Your instructions:
Lines that hold the string "TSTPAVSQ" are to be counted; give only their number.

-------------------------

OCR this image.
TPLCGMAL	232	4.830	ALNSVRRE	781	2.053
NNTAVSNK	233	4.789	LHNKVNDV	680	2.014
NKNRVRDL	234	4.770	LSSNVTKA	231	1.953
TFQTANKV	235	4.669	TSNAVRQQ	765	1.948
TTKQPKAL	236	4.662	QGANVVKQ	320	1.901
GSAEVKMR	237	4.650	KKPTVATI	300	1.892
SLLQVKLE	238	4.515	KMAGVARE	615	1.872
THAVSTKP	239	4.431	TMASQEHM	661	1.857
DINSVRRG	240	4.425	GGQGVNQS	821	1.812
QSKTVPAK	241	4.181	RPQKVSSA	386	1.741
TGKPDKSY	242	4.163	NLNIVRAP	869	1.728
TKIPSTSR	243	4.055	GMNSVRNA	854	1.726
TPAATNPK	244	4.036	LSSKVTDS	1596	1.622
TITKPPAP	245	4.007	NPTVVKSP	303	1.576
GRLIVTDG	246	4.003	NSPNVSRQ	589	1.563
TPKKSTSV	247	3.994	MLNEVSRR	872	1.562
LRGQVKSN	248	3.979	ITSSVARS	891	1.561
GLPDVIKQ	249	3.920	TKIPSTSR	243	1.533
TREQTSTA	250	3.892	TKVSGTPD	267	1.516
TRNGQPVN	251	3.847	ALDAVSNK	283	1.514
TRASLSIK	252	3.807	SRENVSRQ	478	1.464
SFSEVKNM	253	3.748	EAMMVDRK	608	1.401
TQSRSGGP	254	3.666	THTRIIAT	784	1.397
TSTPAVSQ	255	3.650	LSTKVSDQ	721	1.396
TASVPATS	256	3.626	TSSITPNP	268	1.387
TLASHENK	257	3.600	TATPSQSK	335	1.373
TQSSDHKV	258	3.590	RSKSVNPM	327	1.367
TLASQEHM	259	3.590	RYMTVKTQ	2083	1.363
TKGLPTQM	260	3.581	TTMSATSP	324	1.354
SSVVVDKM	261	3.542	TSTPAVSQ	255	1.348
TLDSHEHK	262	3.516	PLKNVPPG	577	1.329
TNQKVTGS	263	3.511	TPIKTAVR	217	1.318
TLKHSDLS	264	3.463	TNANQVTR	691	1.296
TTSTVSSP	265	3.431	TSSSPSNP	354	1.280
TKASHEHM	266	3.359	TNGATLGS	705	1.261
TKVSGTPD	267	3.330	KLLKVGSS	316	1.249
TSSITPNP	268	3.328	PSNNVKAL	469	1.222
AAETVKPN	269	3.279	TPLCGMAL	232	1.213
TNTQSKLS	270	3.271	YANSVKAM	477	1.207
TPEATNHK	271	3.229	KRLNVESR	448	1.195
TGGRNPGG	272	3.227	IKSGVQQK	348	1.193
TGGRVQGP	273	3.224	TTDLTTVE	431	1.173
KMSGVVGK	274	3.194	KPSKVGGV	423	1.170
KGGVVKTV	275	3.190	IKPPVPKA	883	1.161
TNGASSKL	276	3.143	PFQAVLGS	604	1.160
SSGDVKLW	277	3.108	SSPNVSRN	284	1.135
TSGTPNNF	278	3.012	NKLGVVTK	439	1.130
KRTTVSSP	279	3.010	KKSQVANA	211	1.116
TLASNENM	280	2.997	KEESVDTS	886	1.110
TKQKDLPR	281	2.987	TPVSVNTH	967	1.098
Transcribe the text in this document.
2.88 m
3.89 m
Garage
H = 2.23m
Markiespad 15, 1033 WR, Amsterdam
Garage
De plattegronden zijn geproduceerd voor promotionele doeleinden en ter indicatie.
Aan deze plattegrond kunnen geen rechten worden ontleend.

-------------------------

Task answer:
2